** START OF Data extract **
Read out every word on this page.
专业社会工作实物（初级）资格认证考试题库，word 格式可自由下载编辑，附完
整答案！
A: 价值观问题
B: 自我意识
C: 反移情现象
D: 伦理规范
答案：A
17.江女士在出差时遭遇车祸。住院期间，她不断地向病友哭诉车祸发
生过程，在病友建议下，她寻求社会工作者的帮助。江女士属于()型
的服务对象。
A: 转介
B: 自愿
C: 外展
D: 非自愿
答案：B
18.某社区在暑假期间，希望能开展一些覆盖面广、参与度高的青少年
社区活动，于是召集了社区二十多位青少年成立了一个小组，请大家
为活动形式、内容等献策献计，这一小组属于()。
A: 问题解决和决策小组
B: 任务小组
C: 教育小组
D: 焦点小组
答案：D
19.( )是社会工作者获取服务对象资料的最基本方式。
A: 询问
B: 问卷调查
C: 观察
** END OF Data extract **
** START OF Data extract **
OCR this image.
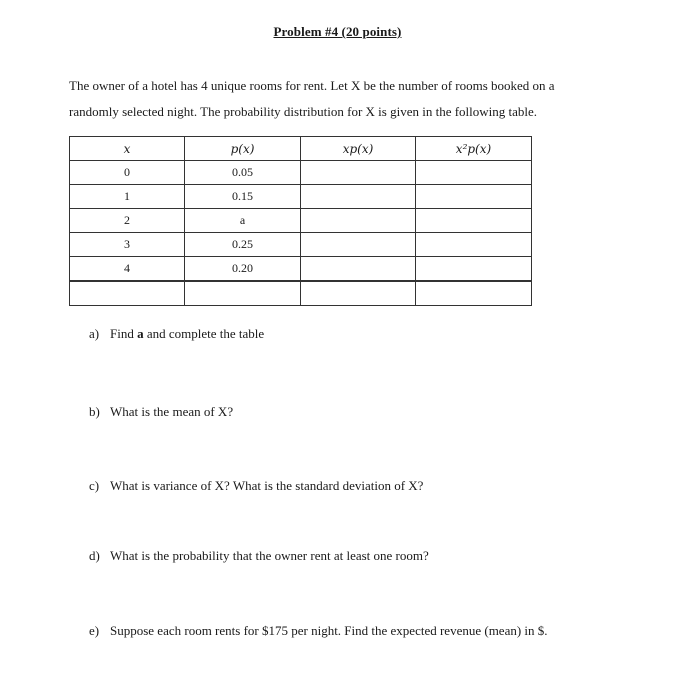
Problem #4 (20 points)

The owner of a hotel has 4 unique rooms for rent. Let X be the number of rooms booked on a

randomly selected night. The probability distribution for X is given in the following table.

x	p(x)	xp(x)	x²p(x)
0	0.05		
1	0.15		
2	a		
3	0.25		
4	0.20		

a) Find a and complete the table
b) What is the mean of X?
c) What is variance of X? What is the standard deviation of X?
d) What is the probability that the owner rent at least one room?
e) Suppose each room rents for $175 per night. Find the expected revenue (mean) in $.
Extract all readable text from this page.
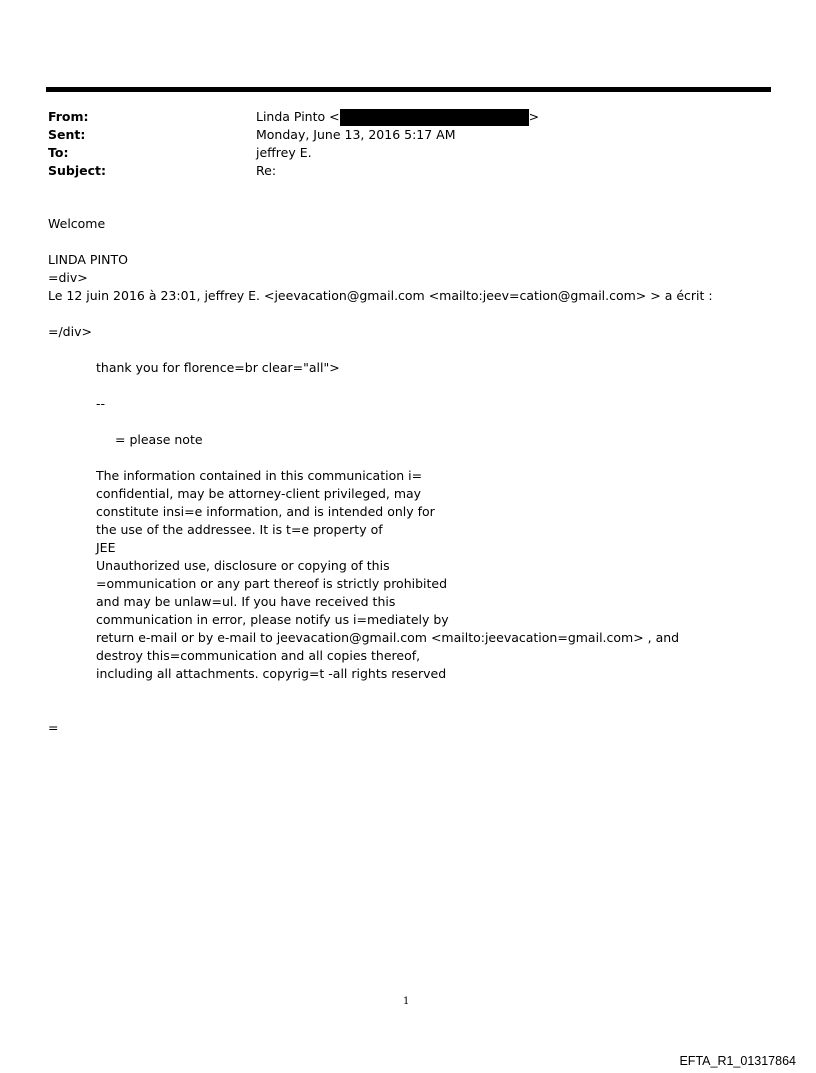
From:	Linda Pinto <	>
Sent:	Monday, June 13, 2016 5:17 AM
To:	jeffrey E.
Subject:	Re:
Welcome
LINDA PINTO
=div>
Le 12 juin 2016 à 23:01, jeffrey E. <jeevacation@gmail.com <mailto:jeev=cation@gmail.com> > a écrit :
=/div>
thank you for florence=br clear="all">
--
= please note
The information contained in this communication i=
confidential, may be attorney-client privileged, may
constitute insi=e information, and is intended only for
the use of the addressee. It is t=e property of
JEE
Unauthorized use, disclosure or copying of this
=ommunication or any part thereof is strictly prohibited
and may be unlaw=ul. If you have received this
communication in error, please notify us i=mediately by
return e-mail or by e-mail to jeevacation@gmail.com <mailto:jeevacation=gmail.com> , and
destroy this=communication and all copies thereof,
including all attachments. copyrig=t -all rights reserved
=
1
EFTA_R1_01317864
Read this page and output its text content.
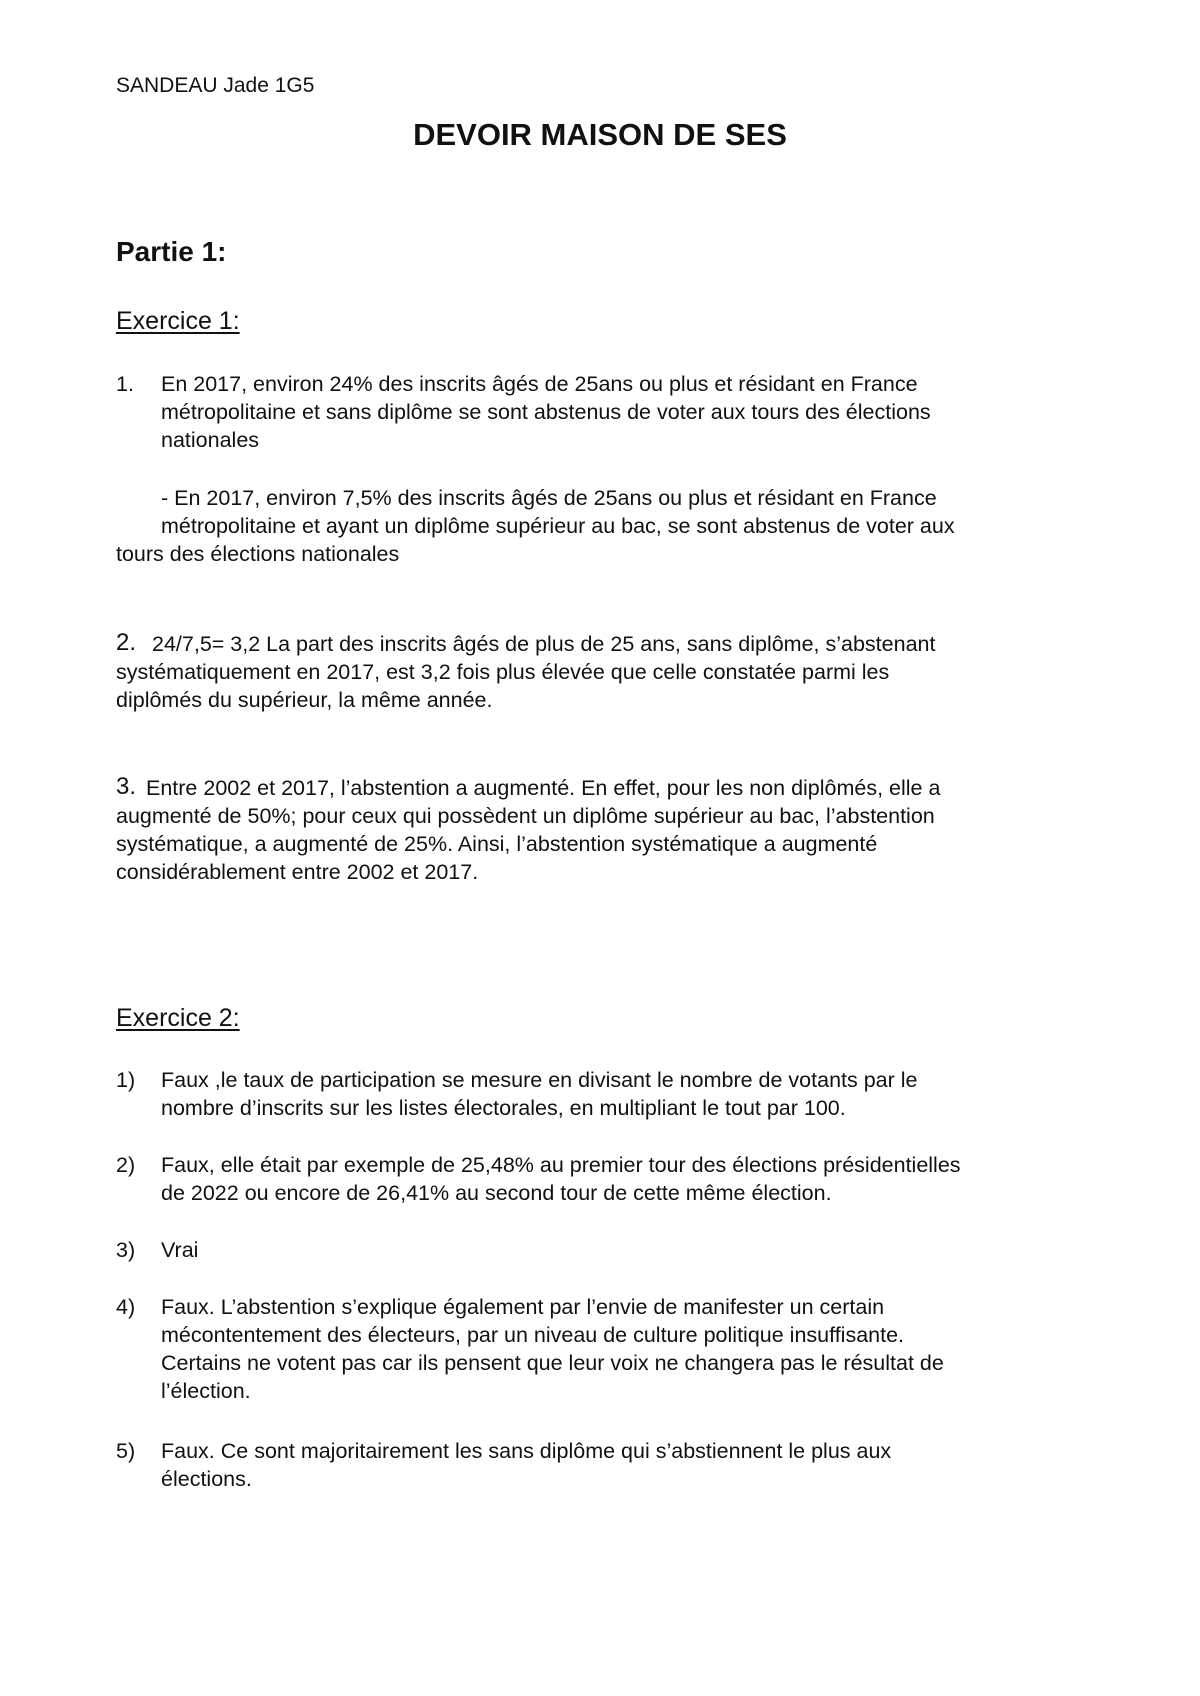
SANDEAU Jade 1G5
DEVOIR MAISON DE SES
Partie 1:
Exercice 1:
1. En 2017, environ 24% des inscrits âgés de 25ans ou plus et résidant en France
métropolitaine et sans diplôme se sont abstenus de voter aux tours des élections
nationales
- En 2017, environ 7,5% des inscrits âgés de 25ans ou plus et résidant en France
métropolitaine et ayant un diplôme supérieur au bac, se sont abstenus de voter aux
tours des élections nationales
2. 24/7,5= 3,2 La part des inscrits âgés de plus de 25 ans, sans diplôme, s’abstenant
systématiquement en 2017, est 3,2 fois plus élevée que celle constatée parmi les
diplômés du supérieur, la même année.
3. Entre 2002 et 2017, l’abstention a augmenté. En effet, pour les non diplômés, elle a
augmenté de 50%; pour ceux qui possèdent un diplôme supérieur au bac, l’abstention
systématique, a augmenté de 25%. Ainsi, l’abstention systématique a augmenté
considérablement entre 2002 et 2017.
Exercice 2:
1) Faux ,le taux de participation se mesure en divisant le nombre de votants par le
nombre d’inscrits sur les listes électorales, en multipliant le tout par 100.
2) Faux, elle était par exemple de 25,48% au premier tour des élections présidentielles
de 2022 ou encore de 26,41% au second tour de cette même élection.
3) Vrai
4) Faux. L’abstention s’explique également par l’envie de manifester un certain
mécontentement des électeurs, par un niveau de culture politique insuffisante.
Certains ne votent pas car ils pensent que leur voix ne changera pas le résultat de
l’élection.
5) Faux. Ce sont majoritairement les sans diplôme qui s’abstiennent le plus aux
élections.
** END OF Data extract **
**Problem:** From the entries above, copy each line holding "France".

**Exercise response:**
1. En 2017, environ 24% des inscrits âgés de 25ans ou plus et résidant en France
- En 2017, environ 7,5% des inscrits âgés de 25ans ou plus et résidant en France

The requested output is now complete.